▶ Directions for this task
In the listing that follows, how many lines contain "name"? Give the number only.

++++++++++

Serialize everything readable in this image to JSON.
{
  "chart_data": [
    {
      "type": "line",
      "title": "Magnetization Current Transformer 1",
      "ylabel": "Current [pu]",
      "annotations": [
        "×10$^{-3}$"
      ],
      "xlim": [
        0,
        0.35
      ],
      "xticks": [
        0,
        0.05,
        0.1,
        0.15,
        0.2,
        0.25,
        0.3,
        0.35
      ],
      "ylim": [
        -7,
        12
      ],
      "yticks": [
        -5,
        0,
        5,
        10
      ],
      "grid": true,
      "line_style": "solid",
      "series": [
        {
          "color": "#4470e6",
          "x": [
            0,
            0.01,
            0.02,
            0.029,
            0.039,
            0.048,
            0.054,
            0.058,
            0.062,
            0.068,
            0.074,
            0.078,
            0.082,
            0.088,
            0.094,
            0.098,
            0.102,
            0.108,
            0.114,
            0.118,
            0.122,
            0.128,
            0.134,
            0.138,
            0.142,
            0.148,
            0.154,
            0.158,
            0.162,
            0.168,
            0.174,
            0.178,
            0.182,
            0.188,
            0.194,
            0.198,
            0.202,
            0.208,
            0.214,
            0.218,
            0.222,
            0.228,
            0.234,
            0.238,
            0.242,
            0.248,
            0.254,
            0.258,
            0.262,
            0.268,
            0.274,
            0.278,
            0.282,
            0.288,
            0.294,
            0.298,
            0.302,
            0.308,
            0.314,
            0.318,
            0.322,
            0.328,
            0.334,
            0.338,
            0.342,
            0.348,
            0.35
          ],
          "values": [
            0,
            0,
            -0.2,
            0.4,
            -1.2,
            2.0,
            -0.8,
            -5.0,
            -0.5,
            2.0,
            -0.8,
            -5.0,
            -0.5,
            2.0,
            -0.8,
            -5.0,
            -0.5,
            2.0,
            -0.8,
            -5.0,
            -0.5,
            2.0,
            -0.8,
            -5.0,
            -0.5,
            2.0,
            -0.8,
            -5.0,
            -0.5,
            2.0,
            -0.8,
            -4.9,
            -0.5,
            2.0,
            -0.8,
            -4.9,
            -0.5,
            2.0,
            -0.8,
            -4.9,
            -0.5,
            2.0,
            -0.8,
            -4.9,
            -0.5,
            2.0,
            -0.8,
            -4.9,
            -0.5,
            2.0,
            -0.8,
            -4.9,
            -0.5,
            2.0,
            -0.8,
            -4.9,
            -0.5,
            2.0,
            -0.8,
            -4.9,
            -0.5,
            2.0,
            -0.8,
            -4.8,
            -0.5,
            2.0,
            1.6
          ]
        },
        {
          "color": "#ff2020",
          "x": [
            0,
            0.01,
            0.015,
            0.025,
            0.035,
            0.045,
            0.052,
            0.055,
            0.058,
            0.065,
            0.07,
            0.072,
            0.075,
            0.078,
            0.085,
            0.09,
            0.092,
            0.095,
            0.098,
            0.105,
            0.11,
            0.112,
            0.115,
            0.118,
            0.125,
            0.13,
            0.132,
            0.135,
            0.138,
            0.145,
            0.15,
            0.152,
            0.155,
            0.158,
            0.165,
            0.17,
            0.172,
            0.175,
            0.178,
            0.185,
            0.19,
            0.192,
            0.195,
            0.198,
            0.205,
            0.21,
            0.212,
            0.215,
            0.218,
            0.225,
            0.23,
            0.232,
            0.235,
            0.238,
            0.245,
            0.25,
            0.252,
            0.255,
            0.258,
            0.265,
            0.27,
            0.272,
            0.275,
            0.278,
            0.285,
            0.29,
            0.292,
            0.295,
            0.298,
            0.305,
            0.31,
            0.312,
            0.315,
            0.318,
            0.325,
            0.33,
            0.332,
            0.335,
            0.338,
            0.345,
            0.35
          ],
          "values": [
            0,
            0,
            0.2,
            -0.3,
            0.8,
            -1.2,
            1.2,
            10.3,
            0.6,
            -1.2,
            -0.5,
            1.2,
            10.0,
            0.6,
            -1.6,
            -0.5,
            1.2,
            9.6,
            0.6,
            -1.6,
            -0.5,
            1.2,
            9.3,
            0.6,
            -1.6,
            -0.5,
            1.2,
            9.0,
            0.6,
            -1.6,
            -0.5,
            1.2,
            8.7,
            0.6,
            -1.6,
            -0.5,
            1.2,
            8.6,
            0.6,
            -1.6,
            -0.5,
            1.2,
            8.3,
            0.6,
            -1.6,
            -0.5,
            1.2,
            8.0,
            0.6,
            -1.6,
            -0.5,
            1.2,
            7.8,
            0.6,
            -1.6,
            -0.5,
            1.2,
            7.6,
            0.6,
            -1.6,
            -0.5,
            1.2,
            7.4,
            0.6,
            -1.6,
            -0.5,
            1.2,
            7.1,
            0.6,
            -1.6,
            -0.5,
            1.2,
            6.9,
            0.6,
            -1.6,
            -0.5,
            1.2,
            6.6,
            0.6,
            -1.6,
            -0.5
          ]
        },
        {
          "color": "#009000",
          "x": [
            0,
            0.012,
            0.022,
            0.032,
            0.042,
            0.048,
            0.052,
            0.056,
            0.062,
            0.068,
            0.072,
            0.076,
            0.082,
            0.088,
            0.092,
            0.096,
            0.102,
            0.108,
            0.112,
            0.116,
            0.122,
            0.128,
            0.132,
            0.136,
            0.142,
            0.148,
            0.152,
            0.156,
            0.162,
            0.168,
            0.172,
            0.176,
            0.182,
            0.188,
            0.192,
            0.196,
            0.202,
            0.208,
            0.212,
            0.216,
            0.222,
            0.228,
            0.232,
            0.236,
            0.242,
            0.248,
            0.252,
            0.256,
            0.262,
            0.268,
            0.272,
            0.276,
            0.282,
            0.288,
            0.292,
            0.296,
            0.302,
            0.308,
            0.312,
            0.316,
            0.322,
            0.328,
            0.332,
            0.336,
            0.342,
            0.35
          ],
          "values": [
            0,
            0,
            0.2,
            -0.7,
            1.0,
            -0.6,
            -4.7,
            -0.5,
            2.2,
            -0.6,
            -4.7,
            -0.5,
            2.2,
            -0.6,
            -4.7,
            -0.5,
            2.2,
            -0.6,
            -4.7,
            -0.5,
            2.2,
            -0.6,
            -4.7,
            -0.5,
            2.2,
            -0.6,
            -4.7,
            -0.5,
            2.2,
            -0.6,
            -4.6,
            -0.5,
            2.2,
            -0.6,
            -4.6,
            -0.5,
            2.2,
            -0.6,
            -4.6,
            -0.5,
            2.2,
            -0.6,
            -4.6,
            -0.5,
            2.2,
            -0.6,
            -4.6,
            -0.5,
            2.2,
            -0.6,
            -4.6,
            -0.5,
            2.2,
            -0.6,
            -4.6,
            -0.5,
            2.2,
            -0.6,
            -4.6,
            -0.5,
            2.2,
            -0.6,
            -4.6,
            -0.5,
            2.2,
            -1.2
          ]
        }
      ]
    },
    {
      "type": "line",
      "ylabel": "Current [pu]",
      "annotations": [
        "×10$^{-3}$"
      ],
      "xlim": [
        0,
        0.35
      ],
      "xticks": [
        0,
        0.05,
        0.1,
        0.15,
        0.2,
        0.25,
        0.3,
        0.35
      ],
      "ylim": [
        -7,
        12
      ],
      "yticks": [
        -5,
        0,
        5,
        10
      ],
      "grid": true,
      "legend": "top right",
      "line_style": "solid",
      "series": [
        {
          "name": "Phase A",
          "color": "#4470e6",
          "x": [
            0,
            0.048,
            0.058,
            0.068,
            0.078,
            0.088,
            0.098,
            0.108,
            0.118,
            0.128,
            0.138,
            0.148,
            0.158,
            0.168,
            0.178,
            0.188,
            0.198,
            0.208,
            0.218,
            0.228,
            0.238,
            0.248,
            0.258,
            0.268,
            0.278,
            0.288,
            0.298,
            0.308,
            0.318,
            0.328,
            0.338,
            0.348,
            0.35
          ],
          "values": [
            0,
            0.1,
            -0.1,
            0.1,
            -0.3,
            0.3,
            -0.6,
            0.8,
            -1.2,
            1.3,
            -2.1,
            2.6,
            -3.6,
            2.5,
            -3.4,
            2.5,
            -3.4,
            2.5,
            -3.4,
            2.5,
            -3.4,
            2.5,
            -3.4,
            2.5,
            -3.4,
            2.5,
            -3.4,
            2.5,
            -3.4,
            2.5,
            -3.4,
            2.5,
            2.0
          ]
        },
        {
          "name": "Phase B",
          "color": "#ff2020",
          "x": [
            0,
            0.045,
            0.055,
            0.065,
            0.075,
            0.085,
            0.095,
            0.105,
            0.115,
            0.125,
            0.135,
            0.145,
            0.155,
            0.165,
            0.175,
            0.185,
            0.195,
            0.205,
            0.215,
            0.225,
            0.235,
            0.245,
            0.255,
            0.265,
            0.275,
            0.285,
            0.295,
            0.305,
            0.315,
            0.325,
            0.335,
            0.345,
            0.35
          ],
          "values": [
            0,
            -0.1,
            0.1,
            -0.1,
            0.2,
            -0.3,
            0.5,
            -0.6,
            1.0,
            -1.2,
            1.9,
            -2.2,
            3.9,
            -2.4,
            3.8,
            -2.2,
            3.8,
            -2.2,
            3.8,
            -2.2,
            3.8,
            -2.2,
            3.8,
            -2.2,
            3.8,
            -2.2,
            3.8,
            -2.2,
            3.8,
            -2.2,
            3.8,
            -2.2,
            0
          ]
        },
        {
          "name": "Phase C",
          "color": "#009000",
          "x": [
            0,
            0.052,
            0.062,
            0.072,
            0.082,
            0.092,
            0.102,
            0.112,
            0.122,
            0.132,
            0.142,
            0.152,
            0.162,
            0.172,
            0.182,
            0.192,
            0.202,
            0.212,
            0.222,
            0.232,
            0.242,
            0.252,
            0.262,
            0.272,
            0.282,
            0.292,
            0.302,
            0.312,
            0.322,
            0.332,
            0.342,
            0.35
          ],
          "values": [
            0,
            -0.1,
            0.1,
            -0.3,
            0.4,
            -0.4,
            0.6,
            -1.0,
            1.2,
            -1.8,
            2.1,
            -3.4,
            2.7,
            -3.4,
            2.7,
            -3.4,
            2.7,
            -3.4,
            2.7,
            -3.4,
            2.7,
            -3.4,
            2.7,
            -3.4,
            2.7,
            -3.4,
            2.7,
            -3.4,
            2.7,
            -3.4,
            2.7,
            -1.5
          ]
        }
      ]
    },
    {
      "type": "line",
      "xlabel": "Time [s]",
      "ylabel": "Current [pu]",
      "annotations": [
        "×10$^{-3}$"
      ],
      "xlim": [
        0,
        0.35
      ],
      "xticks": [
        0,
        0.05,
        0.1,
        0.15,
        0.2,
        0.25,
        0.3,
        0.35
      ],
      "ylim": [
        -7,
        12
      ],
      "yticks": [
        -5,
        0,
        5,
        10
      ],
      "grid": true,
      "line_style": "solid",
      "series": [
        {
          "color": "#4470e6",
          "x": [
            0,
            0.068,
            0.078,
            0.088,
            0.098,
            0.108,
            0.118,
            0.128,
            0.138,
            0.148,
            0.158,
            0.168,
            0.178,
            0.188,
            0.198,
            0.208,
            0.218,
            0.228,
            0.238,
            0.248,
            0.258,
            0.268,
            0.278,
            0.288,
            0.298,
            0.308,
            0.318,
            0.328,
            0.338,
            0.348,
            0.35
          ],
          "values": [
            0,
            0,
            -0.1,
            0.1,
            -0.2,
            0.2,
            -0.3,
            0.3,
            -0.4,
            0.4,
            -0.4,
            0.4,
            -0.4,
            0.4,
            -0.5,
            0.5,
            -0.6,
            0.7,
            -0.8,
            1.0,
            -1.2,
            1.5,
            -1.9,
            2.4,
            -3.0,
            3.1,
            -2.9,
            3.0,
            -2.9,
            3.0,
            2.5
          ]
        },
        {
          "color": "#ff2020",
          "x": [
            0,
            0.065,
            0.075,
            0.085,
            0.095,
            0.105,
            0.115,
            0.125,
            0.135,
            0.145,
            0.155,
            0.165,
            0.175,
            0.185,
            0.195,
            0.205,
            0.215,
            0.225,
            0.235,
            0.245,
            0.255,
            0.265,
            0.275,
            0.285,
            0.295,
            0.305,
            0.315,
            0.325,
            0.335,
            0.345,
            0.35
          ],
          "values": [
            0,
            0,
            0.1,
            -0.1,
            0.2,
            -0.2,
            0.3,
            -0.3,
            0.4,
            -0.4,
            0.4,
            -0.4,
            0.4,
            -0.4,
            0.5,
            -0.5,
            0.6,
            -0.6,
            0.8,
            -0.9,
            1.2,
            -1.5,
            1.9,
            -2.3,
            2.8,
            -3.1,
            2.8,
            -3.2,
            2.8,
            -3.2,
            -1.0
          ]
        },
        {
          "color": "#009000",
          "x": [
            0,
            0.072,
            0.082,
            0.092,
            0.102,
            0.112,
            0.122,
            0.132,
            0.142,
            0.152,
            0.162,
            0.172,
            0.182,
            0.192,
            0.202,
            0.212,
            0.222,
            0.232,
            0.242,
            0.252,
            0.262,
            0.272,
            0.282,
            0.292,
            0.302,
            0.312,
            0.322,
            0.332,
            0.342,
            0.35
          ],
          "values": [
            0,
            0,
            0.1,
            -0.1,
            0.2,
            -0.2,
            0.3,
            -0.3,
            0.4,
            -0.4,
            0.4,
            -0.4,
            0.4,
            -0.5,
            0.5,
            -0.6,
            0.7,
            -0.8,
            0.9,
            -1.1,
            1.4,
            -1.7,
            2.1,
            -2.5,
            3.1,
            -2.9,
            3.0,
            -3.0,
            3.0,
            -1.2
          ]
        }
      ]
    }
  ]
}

++++++++++

▶ Complete answer
3